** start of DATA PROVIDED **

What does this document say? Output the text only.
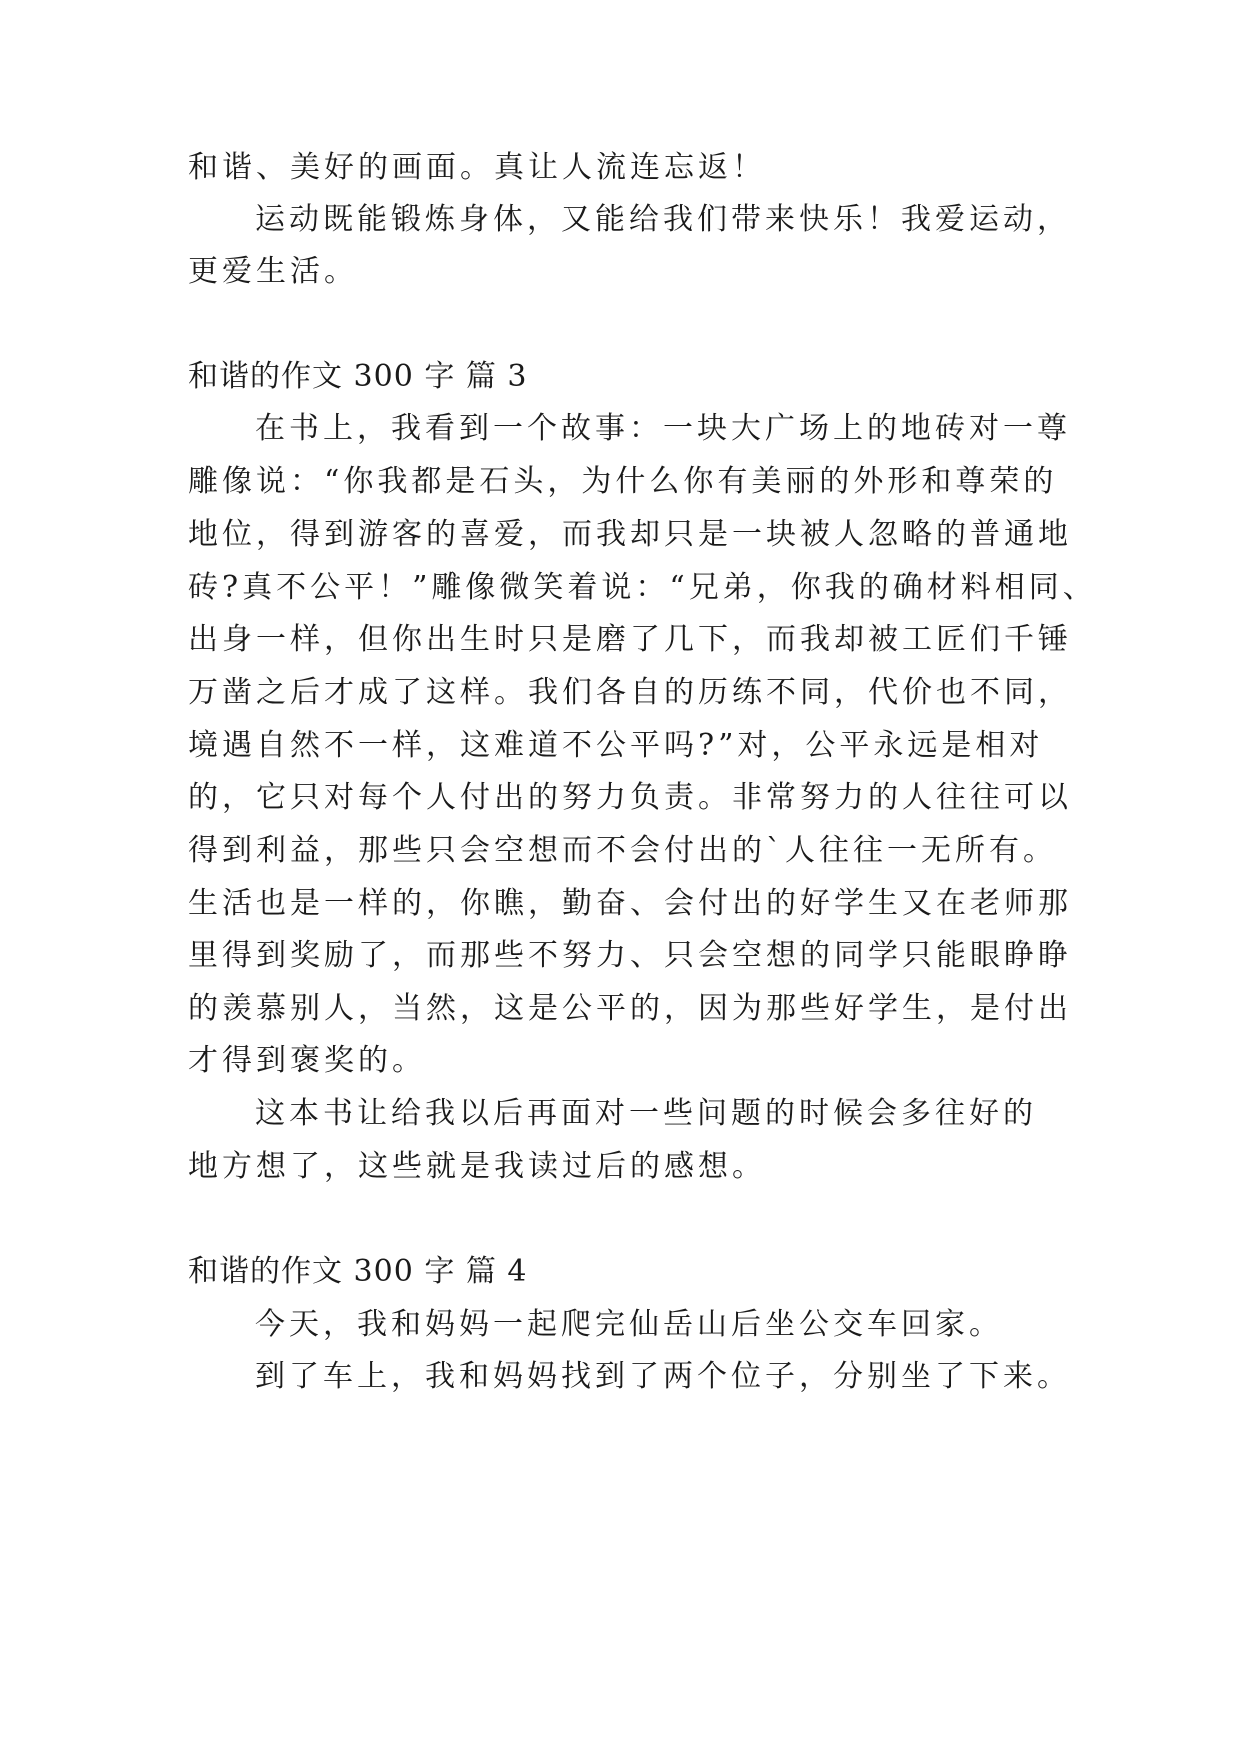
和谐、美好的画面。真让人流连忘返！
运动既能锻炼身体，又能给我们带来快乐！我爱运动，
更爱生活。
和谐的作文 300 字 篇 3
在书上，我看到一个故事：一块大广场上的地砖对一尊
雕像说：“你我都是石头，为什么你有美丽的外形和尊荣的
地位，得到游客的喜爱，而我却只是一块被人忽略的普通地
砖?真不公平！”雕像微笑着说：“兄弟，你我的确材料相同、
出身一样，但你出生时只是磨了几下，而我却被工匠们千锤
万凿之后才成了这样。我们各自的历练不同，代价也不同，
境遇自然不一样，这难道不公平吗?”对，公平永远是相对
的，它只对每个人付出的努力负责。非常努力的人往往可以
得到利益，那些只会空想而不会付出的`人往往一无所有。
生活也是一样的，你瞧，勤奋、会付出的好学生又在老师那
里得到奖励了，而那些不努力、只会空想的同学只能眼睁睁
的羡慕别人，当然，这是公平的，因为那些好学生，是付出
才得到褒奖的。
这本书让给我以后再面对一些问题的时候会多往好的
地方想了，这些就是我读过后的感想。
和谐的作文 300 字 篇 4
今天，我和妈妈一起爬完仙岳山后坐公交车回家。
到了车上，我和妈妈找到了两个位子，分别坐了下来。
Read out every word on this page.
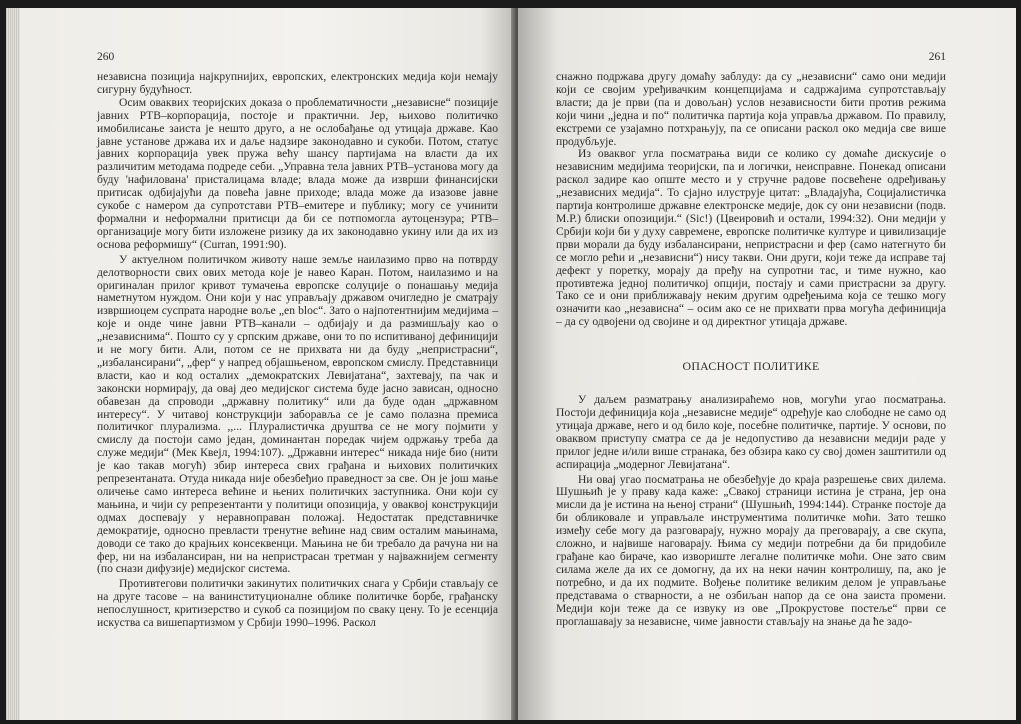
260

независна позиција најкрупнијих, европских, електронских медија који немају сигурну будућност.

Осим оваквих теоријских доказа о проблематичности „независне“ позиције јавних РТВ–корпорација, постоје и практични. Јер, њихово политичко имобилисање заиста је нешто друго, а не ослобађање од утицаја државе. Као јавне установе државa их и даље надзире законодавно и сукоби. Потом, статус јавних корпорација увек пружа већу шансу партијама на власти да их различитим методама подреде себи. „Управна тела јавних РТВ–установа могу да буду 'нафилована' присталицама владе; влада може да изврши финансијски притисак одбијајући да повећа јавне приходе; влада може да изазове јавне сукобе с намером да супротстави РТВ–емитере и публику; могу се учинити формални и неформални притисци да би се потпомогла аутоцензура; РТВ–организације могу бити изложене ризику да их законодавно укину или да их из основа реформишу“ (Curran, 1991:90).

У актуелном политичком животу наше земље наилазимо прво на потврду делотворности свих ових метода које је навео Каран. Потом, наилазимо и на оригиналан прилог кривот тумачења европске солуције о понашању медија наметнутом нуждом. Они који у нас управљају државом очигледно је сматрају извршиоцем суспрата народне воље „en bloc“. Зато о најпотентнијим медијима – које и онде чине јавни РТВ–канали – одбијају и да размишљају као о „независнима“. Пошто су у српским државe, они то по испитиваној дефиницији и не могу бити. Али, потом се не прихвата ни да буду „непристрасни“, „избалансирани“, „фер“ у напред објашњеном, европском смислу. Представници власти, као и код осталих „демократских Левијатана“, захтевају, па чак и законски нормирају, да овај део медијског система буде јасно зависан, односно обавезан да спроводи „државну политику“ или да буде одан „државном интересу“. У читавој конструкцији заборавља се је само полазна премиса политичког плурализма. ,,... Плуралистичка друштва се не могу појмити у смислу да постоји само један, доминантан поредак чијем одржању треба да служе медији“ (Мек Квејл, 1994:107). „Државни интерес“ никада није био (нити је као такав могућ) збир интереса свих грађана и њихових политичких репрезентаната. Отуда никада није обезбеђио праведност за све. Он је још мање оличење само интереса већине и њених политичких заступника. Они који су мањина, и чији су репрезентанти у политици опозиција, у оваквој конструкцији одмах доспевају у неравноправан положај. Недостатак представничке демократије, односно превласти тренутне већине над свим осталим мањинама, доводи се тако до крајњих консеквенци. Мањина не би требало да рачуна ни на фер, ни на избалансиран, ни на непристрасан третман у најважнијем сегменту (по снази дифузије) медијског система.

Противтегови политички закинутих политичких снага у Србији стављају се на друге тасове – на ванинституционалне облике политичке борбе, грађанску непослушност, критизерство и сукоб са позицијом по свaку цену. То је есенција искуства са вишепартизмом у Србији 1990–1996. Раскол

261

снажно подржава другу домаћу заблуду: да су „независни“ само они медији који се својим уређивачким концепцијама и садржајима супротстављају власти; да је први (па и довољан) услов независности бити против режима који чини „једна и по“ политичка партија која управља државом. По правилу, екстреми се узајамно потхрањују, па се описани раскол око медија све више продубљује.

Из оваквог угла посматрања види се колико су домаће дискусије о независним медијима теоријски, па и логички, неисправне. Понекад описани раскол задире као опште место и у стручне радове посвећене одређивању „независних медија“. То сјајно илуструје цитат: „Владајућа, Социјалистичка партија контролише државне електронске медије, док су они независни (подв. М.Р.) блиски опозицији.“ (Sic!) (Цвеировић и остали, 1994:32). Они медији у Србији који би у духу савремене, европске политичке културе и цивилизације први морали да буду избалансирани, непристрасни и фер (само натегнуто би се могло рећи и „независни“) нису такви. Они други, који теже да исправе тај дефект у поретку, морају да пређу на супротни тас, и тиме нужно, као противтежа једној политичкој опцији, постају и сами пристрасни за другу. Тако се и они приближавају неким другим одређењима која се тешко могу означити као „независна“ – осим ако се не прихвати прва могућа дефиниција – да су одвојени од својине и од директног утицаја државе.

ОПАСНОСТ ПОЛИТИКЕ

У даљем разматрању анализираћемо нов, могући угао посматрања. Постоји дефиниција која „независне медије“ одређује као слободне не само од утицаја државе, него и од било које, посебне политичке, партије. У основи, по оваквом приступу сматра се да је недопустиво да независни медији раде у прилог једне и/или више странака, без обзира како су свој домен заштитили од аспирација „модерног Левијатана“.

Ни овај угао посматрања не обезбеђује до краја разрешење свих дилема. Шушњић је у праву када каже: „Свакој страници истина је страна, јер она мисли да је истина на њеној страни“ (Шушњић, 1994:144). Странке постоје да би обликовале и управљале инструментима политичке моћи. Зато тешко између себе могу да разговарају, нужно морају да преговарају, а све скупа, сложно, и највише наговарају. Њима су медији потребни да би придобиле грађане као бираче, као извориште легалне политичке моћи. Оне зато свим силама желе да их се домогну, да их на неки начин контролишу, па, ако је потребно, и да их подмите. Вођење политике великим делом је управљање представама о стварности, а не озбиљан напор да се она заиста промени. Медији који теже да се извуку из ове „Прокрустове постеље“ први се проглашавају за независне, чиме јавности стављају на знање да ће задо-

** end of DATA PROVIDED **

§ AIM OF THE TASK:
Quote every record above exactly, leaving out the pictures.

§ RESPONSE:
What does this document say? Output the text only.
和谐、美好的画面。真让人流连忘返！
运动既能锻炼身体，又能给我们带来快乐！我爱运动，
更爱生活。
和谐的作文 300 字 篇 3
在书上，我看到一个故事：一块大广场上的地砖对一尊
雕像说：“你我都是石头，为什么你有美丽的外形和尊荣的
地位，得到游客的喜爱，而我却只是一块被人忽略的普通地
砖?真不公平！”雕像微笑着说：“兄弟，你我的确材料相同、
出身一样，但你出生时只是磨了几下，而我却被工匠们千锤
万凿之后才成了这样。我们各自的历练不同，代价也不同，
境遇自然不一样，这难道不公平吗?”对，公平永远是相对
的，它只对每个人付出的努力负责。非常努力的人往往可以
得到利益，那些只会空想而不会付出的`人往往一无所有。
生活也是一样的，你瞧，勤奋、会付出的好学生又在老师那
里得到奖励了，而那些不努力、只会空想的同学只能眼睁睁
的羡慕别人，当然，这是公平的，因为那些好学生，是付出
才得到褒奖的。
这本书让给我以后再面对一些问题的时候会多往好的
地方想了，这些就是我读过后的感想。
和谐的作文 300 字 篇 4
今天，我和妈妈一起爬完仙岳山后坐公交车回家。
到了车上，我和妈妈找到了两个位子，分别坐了下来。
Read out every word on this page.
260

независна позиција најкрупнијих, европских, електронских медија који немају сигурну будућност.

Осим оваквих теоријских доказа о проблематичности „независне“ позиције јавних РТВ–корпорација, постоје и практични. Јер, њихово политичко имобилисање заиста је нешто друго, а не ослобађање од утицаја државе. Као јавне установе државa их и даље надзире законодавно и сукоби. Потом, статус јавних корпорација увек пружа већу шансу партијама на власти да их различитим методама подреде себи. „Управна тела јавних РТВ–установа могу да буду 'нафилована' присталицама владе; влада може да изврши финансијски притисак одбијајући да повећа јавне приходе; влада може да изазове јавне сукобе с намером да супротстави РТВ–емитере и публику; могу се учинити формални и неформални притисци да би се потпомогла аутоцензура; РТВ–организације могу бити изложене ризику да их законодавно укину или да их из основа реформишу“ (Curran, 1991:90).

У актуелном политичком животу наше земље наилазимо прво на потврду делотворности свих ових метода које је навео Каран. Потом, наилазимо и на оригиналан прилог кривот тумачења европске солуције о понашању медија наметнутом нуждом. Они који у нас управљају државом очигледно је сматрају извршиоцем суспрата народне воље „en bloc“. Зато о најпотентнијим медијима – које и онде чине јавни РТВ–канали – одбијају и да размишљају као о „независнима“. Пошто су у српским државe, они то по испитиваној дефиницији и не могу бити. Али, потом се не прихвата ни да буду „непристрасни“, „избалансирани“, „фер“ у напред објашњеном, европском смислу. Представници власти, као и код осталих „демократских Левијатана“, захтевају, па чак и законски нормирају, да овај део медијског система буде јасно зависан, односно обавезан да спроводи „државну политику“ или да буде одан „државном интересу“. У читавој конструкцији заборавља се је само полазна премиса политичког плурализма. ,,... Плуралистичка друштва се не могу појмити у смислу да постоји само један, доминантан поредак чијем одржању треба да служе медији“ (Мек Квејл, 1994:107). „Државни интерес“ никада није био (нити је као такав могућ) збир интереса свих грађана и њихових политичких репрезентаната. Отуда никада није обезбеђио праведност за све. Он је још мање оличење само интереса већине и њених политичких заступника. Они који су мањина, и чији су репрезентанти у политици опозиција, у оваквој конструкцији одмах доспевају у неравноправан положај. Недостатак представничке демократије, односно превласти тренутне већине над свим осталим мањинама, доводи се тако до крајњих консеквенци. Мањина не би требало да рачуна ни на фер, ни на избалансиран, ни на непристрасан третман у најважнијем сегменту (по снази дифузије) медијског система.

Противтегови политички закинутих политичких снага у Србији стављају се на друге тасове – на ванинституционалне облике политичке борбе, грађанску непослушност, критизерство и сукоб са позицијом по свaку цену. То је есенција искуства са вишепартизмом у Србији 1990–1996. Раскол

261

снажно подржава другу домаћу заблуду: да су „независни“ само они медији који се својим уређивачким концепцијама и садржајима супротстављају власти; да је први (па и довољан) услов независности бити против режима који чини „једна и по“ политичка партија која управља државом. По правилу, екстреми се узајамно потхрањују, па се описани раскол око медија све више продубљује.

Из оваквог угла посматрања види се колико су домаће дискусије о независним медијима теоријски, па и логички, неисправне. Понекад описани раскол задире као опште место и у стручне радове посвећене одређивању „независних медија“. То сјајно илуструје цитат: „Владајућа, Социјалистичка партија контролише државне електронске медије, док су они независни (подв. М.Р.) блиски опозицији.“ (Sic!) (Цвеировић и остали, 1994:32). Они медији у Србији који би у духу савремене, европске политичке културе и цивилизације први морали да буду избалансирани, непристрасни и фер (само натегнуто би се могло рећи и „независни“) нису такви. Они други, који теже да исправе тај дефект у поретку, морају да пређу на супротни тас, и тиме нужно, као противтежа једној политичкој опцији, постају и сами пристрасни за другу. Тако се и они приближавају неким другим одређењима која се тешко могу означити као „независна“ – осим ако се не прихвати прва могућа дефиниција – да су одвојени од својине и од директног утицаја државе.

ОПАСНОСТ ПОЛИТИКЕ

У даљем разматрању анализираћемо нов, могући угао посматрања. Постоји дефиниција која „независне медије“ одређује као слободне не само од утицаја државе, него и од било које, посебне политичке, партије. У основи, по оваквом приступу сматра се да је недопустиво да независни медији раде у прилог једне и/или више странака, без обзира како су свој домен заштитили од аспирација „модерног Левијатана“.

Ни овај угао посматрања не обезбеђује до краја разрешење свих дилема. Шушњић је у праву када каже: „Свакој страници истина је страна, јер она мисли да је истина на њеној страни“ (Шушњић, 1994:144). Странке постоје да би обликовале и управљале инструментима политичке моћи. Зато тешко између себе могу да разговарају, нужно морају да преговарају, а све скупа, сложно, и највише наговарају. Њима су медији потребни да би придобиле грађане као бираче, као извориште легалне политичке моћи. Оне зато свим силама желе да их се домогну, да их на неки начин контролишу, па, ако је потребно, и да их подмите. Вођење политике великим делом је управљање представама о стварности, а не озбиљан напор да се она заиста промени. Медији који теже да се извуку из ове „Прокрустове постеље“ први се проглашавају за независне, чиме јавности стављају на знање да ће задо-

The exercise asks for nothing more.